-- start of EXERCISE INPUTS --

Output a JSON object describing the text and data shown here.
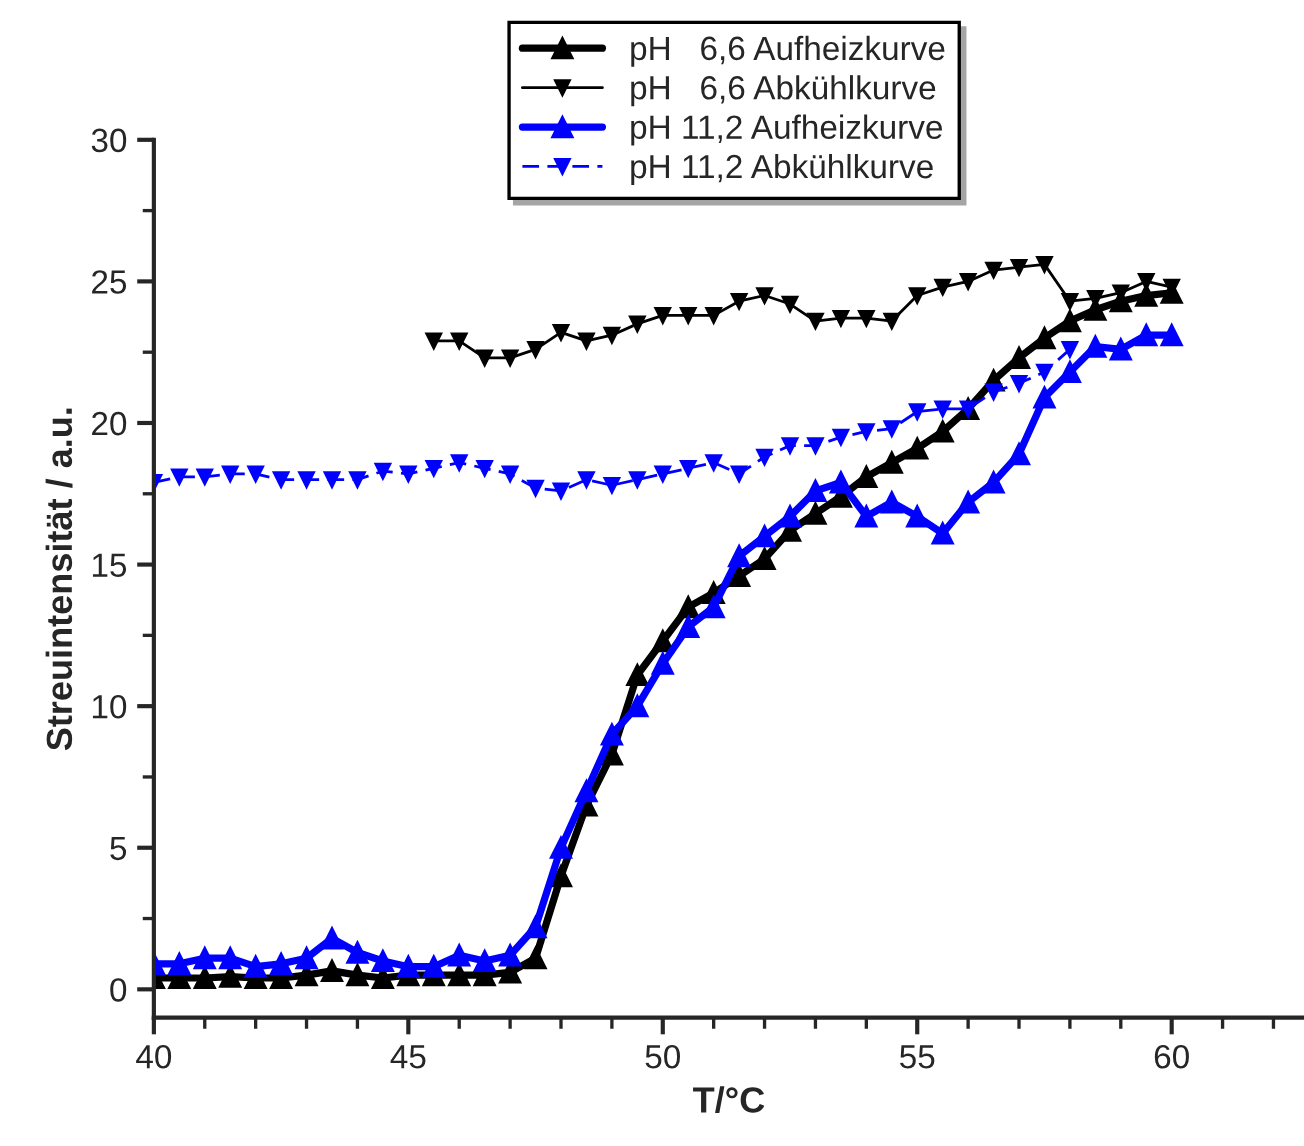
{
  "chart_data": {
    "type": "line",
    "xlabel": "T/°C",
    "ylabel": "Streuintensität / a.u.",
    "xlim": [
      40,
      62.6
    ],
    "xticks": [
      40,
      45,
      50,
      55,
      60
    ],
    "ylim": [
      -1,
      30
    ],
    "yticks": [
      0,
      5,
      10,
      15,
      20,
      25,
      30
    ],
    "grid": false,
    "legend": "top",
    "series": [
      {
        "name": "pH   6,6 Aufheizkurve",
        "color": "#000000",
        "marker": "triangle",
        "line_style": "solid",
        "x": [
          40,
          40.5,
          41,
          41.5,
          42,
          42.5,
          43,
          43.5,
          44,
          44.5,
          45,
          45.5,
          46,
          46.5,
          47,
          47.5,
          48,
          48.5,
          49,
          49.5,
          50,
          50.5,
          51,
          51.5,
          52,
          52.5,
          53,
          53.5,
          54,
          54.5,
          55,
          55.5,
          56,
          56.5,
          57,
          57.5,
          58,
          58.5,
          59,
          59.5,
          60
        ],
        "values": [
          0.4,
          0.4,
          0.4,
          0.45,
          0.4,
          0.4,
          0.5,
          0.65,
          0.5,
          0.4,
          0.5,
          0.5,
          0.5,
          0.5,
          0.6,
          1.1,
          4.0,
          6.5,
          8.3,
          11.1,
          12.3,
          13.5,
          14.0,
          14.6,
          15.2,
          16.2,
          16.8,
          17.4,
          18.1,
          18.6,
          19.1,
          19.7,
          20.5,
          21.5,
          22.3,
          23.0,
          23.6,
          24.0,
          24.3,
          24.5,
          24.6
        ]
      },
      {
        "name": "pH   6,6 Abkühlkurve",
        "color": "#000000",
        "marker": "triangle_down",
        "line_style": "solid",
        "x": [
          45.5,
          46,
          46.5,
          47,
          47.5,
          48,
          48.5,
          49,
          49.5,
          50,
          50.5,
          51,
          51.5,
          52,
          52.5,
          53,
          53.5,
          54,
          54.5,
          55,
          55.5,
          56,
          56.5,
          57,
          57.5,
          58,
          58.5,
          59,
          59.5,
          60
        ],
        "values": [
          22.9,
          22.9,
          22.3,
          22.3,
          22.6,
          23.2,
          22.9,
          23.1,
          23.5,
          23.8,
          23.8,
          23.8,
          24.3,
          24.5,
          24.2,
          23.6,
          23.7,
          23.7,
          23.6,
          24.5,
          24.8,
          25.0,
          25.4,
          25.5,
          25.6,
          24.3,
          24.4,
          24.6,
          25.0,
          24.8
        ]
      },
      {
        "name": "pH 11,2 Aufheizkurve",
        "color": "#0000ff",
        "marker": "triangle",
        "line_style": "solid",
        "x": [
          40,
          40.5,
          41,
          41.5,
          42,
          42.5,
          43,
          43.5,
          44,
          44.5,
          45,
          45.5,
          46,
          46.5,
          47,
          47.5,
          48,
          48.5,
          49,
          49.5,
          50,
          50.5,
          51,
          51.5,
          52,
          52.5,
          53,
          53.5,
          54,
          54.5,
          55,
          55.5,
          56,
          56.5,
          57,
          57.5,
          58,
          58.5,
          59,
          59.5,
          60
        ],
        "values": [
          0.9,
          0.9,
          1.1,
          1.1,
          0.8,
          0.9,
          1.1,
          1.8,
          1.3,
          1.0,
          0.8,
          0.8,
          1.2,
          1.0,
          1.2,
          2.2,
          5.0,
          7.0,
          9.0,
          10.0,
          11.5,
          12.8,
          13.5,
          15.3,
          16.0,
          16.7,
          17.6,
          17.9,
          16.7,
          17.2,
          16.7,
          16.1,
          17.2,
          17.9,
          18.9,
          20.9,
          21.8,
          22.7,
          22.6,
          23.1,
          23.1
        ]
      },
      {
        "name": "pH 11,2 Abkühlkurve",
        "color": "#0000ff",
        "marker": "triangle_down",
        "line_style": "dashed",
        "x": [
          40,
          40.5,
          41,
          41.5,
          42,
          42.5,
          43,
          43.5,
          44,
          44.5,
          45,
          45.5,
          46,
          46.5,
          47,
          47.5,
          48,
          48.5,
          49,
          49.5,
          50,
          50.5,
          51,
          51.5,
          52,
          52.5,
          53,
          53.5,
          54,
          54.5,
          55,
          55.5,
          56,
          56.5,
          57,
          57.5,
          58
        ],
        "values": [
          17.9,
          18.1,
          18.1,
          18.2,
          18.2,
          18.0,
          18.0,
          18.0,
          18.0,
          18.3,
          18.2,
          18.4,
          18.6,
          18.4,
          18.2,
          17.7,
          17.6,
          18.0,
          17.8,
          18.0,
          18.2,
          18.4,
          18.6,
          18.2,
          18.8,
          19.2,
          19.2,
          19.5,
          19.7,
          19.8,
          20.4,
          20.5,
          20.5,
          21.1,
          21.4,
          21.8,
          22.6
        ]
      }
    ]
  }
}
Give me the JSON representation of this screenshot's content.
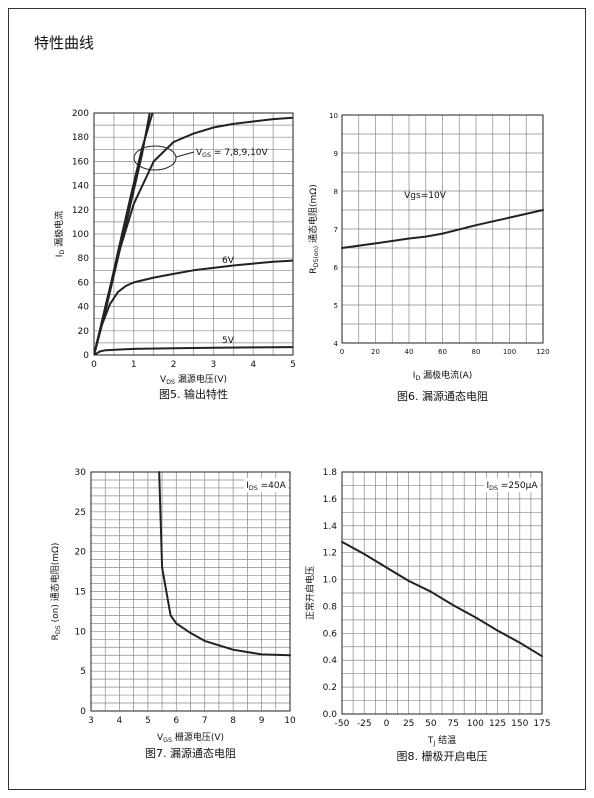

-- end of EXERCISE INPUTS --

* [AIM OF THE EXERCISE]
Your answer should be one number: the count of lines in the data above that include the word "Abkühlkurve".

* [SOLUTION TO THIS PROBLEM]
2